» GIVEN PROBLEM
Your task is to reproduce the entries below word for word.

» DATA EXCERPTS
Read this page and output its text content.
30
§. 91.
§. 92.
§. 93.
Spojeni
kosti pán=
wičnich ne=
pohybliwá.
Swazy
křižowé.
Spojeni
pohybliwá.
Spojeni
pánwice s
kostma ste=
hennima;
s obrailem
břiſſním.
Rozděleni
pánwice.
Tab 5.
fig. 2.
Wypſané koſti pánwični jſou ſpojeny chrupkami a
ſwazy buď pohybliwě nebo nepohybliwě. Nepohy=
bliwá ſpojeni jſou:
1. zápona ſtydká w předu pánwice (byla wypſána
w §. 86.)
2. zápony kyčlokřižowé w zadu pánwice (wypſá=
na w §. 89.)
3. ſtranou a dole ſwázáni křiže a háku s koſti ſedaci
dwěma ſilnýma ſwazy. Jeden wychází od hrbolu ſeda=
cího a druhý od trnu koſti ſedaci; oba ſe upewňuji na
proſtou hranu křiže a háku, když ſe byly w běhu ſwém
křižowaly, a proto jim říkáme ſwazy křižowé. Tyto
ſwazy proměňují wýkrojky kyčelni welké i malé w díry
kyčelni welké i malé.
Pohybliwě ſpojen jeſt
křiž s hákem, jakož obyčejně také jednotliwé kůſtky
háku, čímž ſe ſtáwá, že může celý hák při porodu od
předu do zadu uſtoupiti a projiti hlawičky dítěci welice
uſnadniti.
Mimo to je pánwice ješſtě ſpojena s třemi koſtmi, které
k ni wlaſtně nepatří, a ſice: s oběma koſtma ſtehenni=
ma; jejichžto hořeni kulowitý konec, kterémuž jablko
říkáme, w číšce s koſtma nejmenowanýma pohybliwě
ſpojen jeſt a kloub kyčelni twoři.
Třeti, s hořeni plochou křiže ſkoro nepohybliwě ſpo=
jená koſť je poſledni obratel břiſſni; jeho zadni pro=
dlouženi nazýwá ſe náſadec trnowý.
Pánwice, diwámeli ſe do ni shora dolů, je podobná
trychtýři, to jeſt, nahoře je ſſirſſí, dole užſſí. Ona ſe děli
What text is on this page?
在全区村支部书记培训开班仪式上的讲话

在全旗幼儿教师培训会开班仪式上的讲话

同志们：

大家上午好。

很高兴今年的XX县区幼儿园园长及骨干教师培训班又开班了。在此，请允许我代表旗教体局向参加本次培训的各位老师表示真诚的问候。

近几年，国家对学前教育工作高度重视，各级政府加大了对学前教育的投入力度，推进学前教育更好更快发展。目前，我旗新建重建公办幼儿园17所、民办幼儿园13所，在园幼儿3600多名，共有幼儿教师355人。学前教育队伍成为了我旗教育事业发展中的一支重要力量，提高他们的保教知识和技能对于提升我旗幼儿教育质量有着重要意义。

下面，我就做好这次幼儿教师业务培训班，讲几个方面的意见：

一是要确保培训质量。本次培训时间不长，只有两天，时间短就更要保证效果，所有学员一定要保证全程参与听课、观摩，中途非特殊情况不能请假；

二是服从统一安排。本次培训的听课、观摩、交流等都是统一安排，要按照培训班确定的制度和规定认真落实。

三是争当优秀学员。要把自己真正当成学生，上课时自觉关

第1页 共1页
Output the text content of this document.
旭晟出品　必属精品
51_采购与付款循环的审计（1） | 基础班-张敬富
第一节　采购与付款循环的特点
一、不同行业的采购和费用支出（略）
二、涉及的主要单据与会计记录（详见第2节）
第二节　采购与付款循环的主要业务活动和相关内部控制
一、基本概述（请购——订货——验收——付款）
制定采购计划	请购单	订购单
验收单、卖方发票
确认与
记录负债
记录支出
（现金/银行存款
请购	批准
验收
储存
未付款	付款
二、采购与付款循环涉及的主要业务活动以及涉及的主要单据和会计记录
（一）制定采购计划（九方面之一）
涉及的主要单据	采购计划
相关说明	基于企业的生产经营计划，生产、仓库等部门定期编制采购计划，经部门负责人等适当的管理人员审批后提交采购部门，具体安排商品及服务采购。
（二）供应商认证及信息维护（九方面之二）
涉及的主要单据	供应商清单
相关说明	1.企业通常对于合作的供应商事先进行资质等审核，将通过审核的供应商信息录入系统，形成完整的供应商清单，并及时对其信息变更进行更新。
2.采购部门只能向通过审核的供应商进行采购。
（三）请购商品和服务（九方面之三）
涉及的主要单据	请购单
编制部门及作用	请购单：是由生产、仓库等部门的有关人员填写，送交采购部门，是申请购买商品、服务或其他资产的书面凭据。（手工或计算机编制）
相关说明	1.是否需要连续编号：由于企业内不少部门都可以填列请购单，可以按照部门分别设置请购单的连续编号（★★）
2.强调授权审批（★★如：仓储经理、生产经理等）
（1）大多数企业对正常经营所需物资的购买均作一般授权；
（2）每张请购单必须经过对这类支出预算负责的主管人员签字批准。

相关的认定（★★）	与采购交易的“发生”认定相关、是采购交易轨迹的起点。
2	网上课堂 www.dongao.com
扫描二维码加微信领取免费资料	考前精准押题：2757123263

» OUTPUT OF THE EXERCISE
Read this page and output its text content.
30
§. 91.
§. 92.
§. 93.
Spojeni
kosti pán=
wičnich ne=
pohybliwá.
Swazy
křižowé.
Spojeni
pohybliwá.
Spojeni
pánwice s
kostma ste=
hennima;
s obrailem
břiſſním.
Rozděleni
pánwice.
Tab 5.
fig. 2.
Wypſané koſti pánwični jſou ſpojeny chrupkami a
ſwazy buď pohybliwě nebo nepohybliwě. Nepohy=
bliwá ſpojeni jſou:
1. zápona ſtydká w předu pánwice (byla wypſána
w §. 86.)
2. zápony kyčlokřižowé w zadu pánwice (wypſá=
na w §. 89.)
3. ſtranou a dole ſwázáni křiže a háku s koſti ſedaci
dwěma ſilnýma ſwazy. Jeden wychází od hrbolu ſeda=
cího a druhý od trnu koſti ſedaci; oba ſe upewňuji na
proſtou hranu křiže a háku, když ſe byly w běhu ſwém
křižowaly, a proto jim říkáme ſwazy křižowé. Tyto
ſwazy proměňují wýkrojky kyčelni welké i malé w díry
kyčelni welké i malé.
Pohybliwě ſpojen jeſt
křiž s hákem, jakož obyčejně také jednotliwé kůſtky
háku, čímž ſe ſtáwá, že může celý hák při porodu od
předu do zadu uſtoupiti a projiti hlawičky dítěci welice
uſnadniti.
Mimo to je pánwice ješſtě ſpojena s třemi koſtmi, které
k ni wlaſtně nepatří, a ſice: s oběma koſtma ſtehenni=
ma; jejichžto hořeni kulowitý konec, kterémuž jablko
říkáme, w číšce s koſtma nejmenowanýma pohybliwě
ſpojen jeſt a kloub kyčelni twoři.
Třeti, s hořeni plochou křiže ſkoro nepohybliwě ſpo=
jená koſť je poſledni obratel břiſſni; jeho zadni pro=
dlouženi nazýwá ſe náſadec trnowý.
Pánwice, diwámeli ſe do ni shora dolů, je podobná
trychtýři, to jeſt, nahoře je ſſirſſí, dole užſſí. Ona ſe děli
What text is on this page?
在全区村支部书记培训开班仪式上的讲话

在全旗幼儿教师培训会开班仪式上的讲话

同志们：

大家上午好。

很高兴今年的XX县区幼儿园园长及骨干教师培训班又开班了。在此，请允许我代表旗教体局向参加本次培训的各位老师表示真诚的问候。

近几年，国家对学前教育工作高度重视，各级政府加大了对学前教育的投入力度，推进学前教育更好更快发展。目前，我旗新建重建公办幼儿园17所、民办幼儿园13所，在园幼儿3600多名，共有幼儿教师355人。学前教育队伍成为了我旗教育事业发展中的一支重要力量，提高他们的保教知识和技能对于提升我旗幼儿教育质量有着重要意义。

下面，我就做好这次幼儿教师业务培训班，讲几个方面的意见：

一是要确保培训质量。本次培训时间不长，只有两天，时间短就更要保证效果，所有学员一定要保证全程参与听课、观摩，中途非特殊情况不能请假；

二是服从统一安排。本次培训的听课、观摩、交流等都是统一安排，要按照培训班确定的制度和规定认真落实。

三是争当优秀学员。要把自己真正当成学生，上课时自觉关

第1页 共1页
Output the text content of this document.
旭晟出品　必属精品
51_采购与付款循环的审计（1） | 基础班-张敬富
第一节　采购与付款循环的特点
一、不同行业的采购和费用支出（略）
二、涉及的主要单据与会计记录（详见第2节）
第二节　采购与付款循环的主要业务活动和相关内部控制
一、基本概述（请购——订货——验收——付款）
制定采购计划	请购单	订购单
验收单、卖方发票
确认与
记录负债
记录支出
（现金/银行存款
请购	批准
验收
储存
未付款	付款
二、采购与付款循环涉及的主要业务活动以及涉及的主要单据和会计记录
（一）制定采购计划（九方面之一）
涉及的主要单据	采购计划
相关说明	基于企业的生产经营计划，生产、仓库等部门定期编制采购计划，经部门负责人等适当的管理人员审批后提交采购部门，具体安排商品及服务采购。
（二）供应商认证及信息维护（九方面之二）
涉及的主要单据	供应商清单
相关说明	1.企业通常对于合作的供应商事先进行资质等审核，将通过审核的供应商信息录入系统，形成完整的供应商清单，并及时对其信息变更进行更新。
2.采购部门只能向通过审核的供应商进行采购。
（三）请购商品和服务（九方面之三）
涉及的主要单据	请购单
编制部门及作用	请购单：是由生产、仓库等部门的有关人员填写，送交采购部门，是申请购买商品、服务或其他资产的书面凭据。（手工或计算机编制）
相关说明	1.是否需要连续编号：由于企业内不少部门都可以填列请购单，可以按照部门分别设置请购单的连续编号（★★）
2.强调授权审批（★★如：仓储经理、生产经理等）
（1）大多数企业对正常经营所需物资的购买均作一般授权；
（2）每张请购单必须经过对这类支出预算负责的主管人员签字批准。

相关的认定（★★）	与采购交易的“发生”认定相关、是采购交易轨迹的起点。
2	网上课堂 www.dongao.com
扫描二维码加微信领取免费资料	考前精准押题：2757123263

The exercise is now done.